#### EXTRACTED MATERIAL
** Start **
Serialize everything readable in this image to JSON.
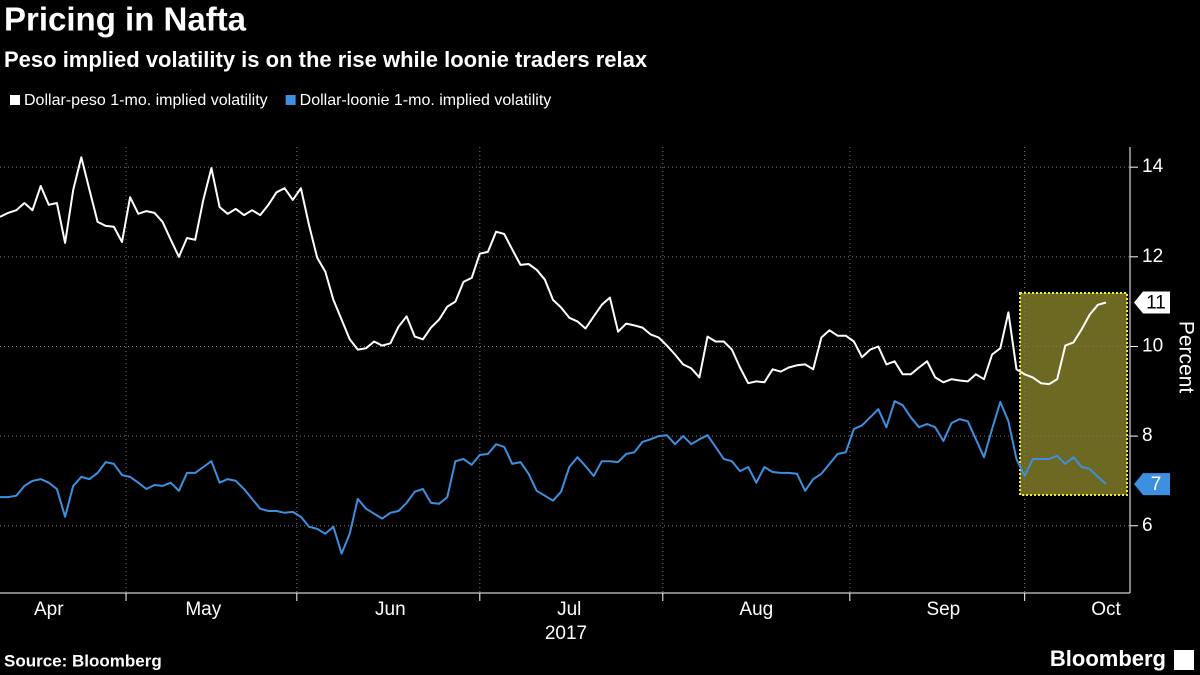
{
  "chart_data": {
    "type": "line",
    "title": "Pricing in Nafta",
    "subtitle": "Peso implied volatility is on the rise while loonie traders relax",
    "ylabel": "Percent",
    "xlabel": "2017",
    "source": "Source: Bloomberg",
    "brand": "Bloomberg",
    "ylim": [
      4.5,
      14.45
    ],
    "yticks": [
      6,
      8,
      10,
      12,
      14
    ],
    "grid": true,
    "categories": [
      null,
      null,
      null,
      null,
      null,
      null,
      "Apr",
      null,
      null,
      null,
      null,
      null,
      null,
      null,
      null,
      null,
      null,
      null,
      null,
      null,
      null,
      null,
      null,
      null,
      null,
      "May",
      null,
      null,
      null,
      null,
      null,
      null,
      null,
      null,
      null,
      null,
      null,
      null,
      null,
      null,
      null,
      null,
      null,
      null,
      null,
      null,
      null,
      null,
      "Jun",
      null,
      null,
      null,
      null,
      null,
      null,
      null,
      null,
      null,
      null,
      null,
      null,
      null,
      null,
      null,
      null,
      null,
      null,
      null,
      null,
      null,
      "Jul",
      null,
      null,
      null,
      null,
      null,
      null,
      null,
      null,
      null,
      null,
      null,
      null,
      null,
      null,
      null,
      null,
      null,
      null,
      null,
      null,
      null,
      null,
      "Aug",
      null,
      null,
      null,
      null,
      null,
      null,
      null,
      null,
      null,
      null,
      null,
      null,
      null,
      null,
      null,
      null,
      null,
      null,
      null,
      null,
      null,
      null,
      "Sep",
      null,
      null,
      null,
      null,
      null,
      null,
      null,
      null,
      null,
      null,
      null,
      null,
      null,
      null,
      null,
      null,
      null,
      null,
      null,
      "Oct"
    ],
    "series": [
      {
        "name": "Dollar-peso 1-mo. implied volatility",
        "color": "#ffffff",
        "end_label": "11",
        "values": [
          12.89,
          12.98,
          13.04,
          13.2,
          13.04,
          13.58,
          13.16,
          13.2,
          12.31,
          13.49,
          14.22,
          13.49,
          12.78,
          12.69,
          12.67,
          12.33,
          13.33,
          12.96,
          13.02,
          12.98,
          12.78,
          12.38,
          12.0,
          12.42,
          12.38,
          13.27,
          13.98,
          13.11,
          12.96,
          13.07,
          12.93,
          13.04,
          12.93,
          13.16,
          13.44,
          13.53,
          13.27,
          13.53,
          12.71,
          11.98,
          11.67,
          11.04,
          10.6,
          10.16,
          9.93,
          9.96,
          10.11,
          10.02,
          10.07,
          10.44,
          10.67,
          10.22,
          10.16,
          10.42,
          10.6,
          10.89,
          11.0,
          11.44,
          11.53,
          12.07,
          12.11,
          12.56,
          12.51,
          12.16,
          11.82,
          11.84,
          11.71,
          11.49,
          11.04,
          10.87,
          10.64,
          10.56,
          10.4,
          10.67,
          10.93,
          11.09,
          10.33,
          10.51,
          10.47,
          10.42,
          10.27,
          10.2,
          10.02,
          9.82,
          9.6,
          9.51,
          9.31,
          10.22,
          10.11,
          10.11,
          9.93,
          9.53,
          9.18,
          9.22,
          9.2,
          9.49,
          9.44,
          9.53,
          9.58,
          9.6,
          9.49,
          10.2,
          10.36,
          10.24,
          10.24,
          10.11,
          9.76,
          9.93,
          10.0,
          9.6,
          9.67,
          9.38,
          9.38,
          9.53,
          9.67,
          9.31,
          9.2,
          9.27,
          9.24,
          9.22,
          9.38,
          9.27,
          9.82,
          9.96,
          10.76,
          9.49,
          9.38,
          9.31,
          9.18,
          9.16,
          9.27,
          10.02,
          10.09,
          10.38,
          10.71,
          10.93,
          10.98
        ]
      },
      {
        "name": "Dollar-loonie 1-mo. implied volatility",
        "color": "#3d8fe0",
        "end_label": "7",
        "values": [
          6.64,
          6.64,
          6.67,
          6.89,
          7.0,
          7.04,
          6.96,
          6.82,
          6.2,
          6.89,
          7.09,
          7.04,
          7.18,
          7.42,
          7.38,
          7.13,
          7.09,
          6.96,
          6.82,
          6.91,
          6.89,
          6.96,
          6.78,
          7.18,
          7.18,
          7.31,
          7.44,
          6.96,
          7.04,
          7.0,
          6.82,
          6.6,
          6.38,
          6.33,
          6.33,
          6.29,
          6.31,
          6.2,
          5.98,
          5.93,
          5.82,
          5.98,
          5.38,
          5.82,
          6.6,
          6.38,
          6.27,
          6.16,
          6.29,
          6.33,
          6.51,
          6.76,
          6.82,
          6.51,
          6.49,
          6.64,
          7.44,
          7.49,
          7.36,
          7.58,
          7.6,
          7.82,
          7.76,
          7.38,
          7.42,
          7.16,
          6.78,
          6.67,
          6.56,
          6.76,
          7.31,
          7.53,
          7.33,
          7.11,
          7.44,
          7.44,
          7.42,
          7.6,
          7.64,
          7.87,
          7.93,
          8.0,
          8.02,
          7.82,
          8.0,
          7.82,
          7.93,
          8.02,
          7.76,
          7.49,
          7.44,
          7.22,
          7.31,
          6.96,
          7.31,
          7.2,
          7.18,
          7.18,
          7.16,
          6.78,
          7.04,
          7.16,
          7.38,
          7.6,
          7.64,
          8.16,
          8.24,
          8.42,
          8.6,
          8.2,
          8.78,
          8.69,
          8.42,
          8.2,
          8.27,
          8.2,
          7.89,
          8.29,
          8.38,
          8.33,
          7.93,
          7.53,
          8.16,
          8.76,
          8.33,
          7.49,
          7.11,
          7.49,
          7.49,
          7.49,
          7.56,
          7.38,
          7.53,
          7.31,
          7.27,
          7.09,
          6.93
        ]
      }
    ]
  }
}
** End **
#### TASK DIRECTIONS
Scan the material above. Return every line containing the string "name".

#### EXPECTED OUTPUT
        "name": "Dollar-peso 1-mo. implied volatility",
        "name": "Dollar-loonie 1-mo. implied volatility",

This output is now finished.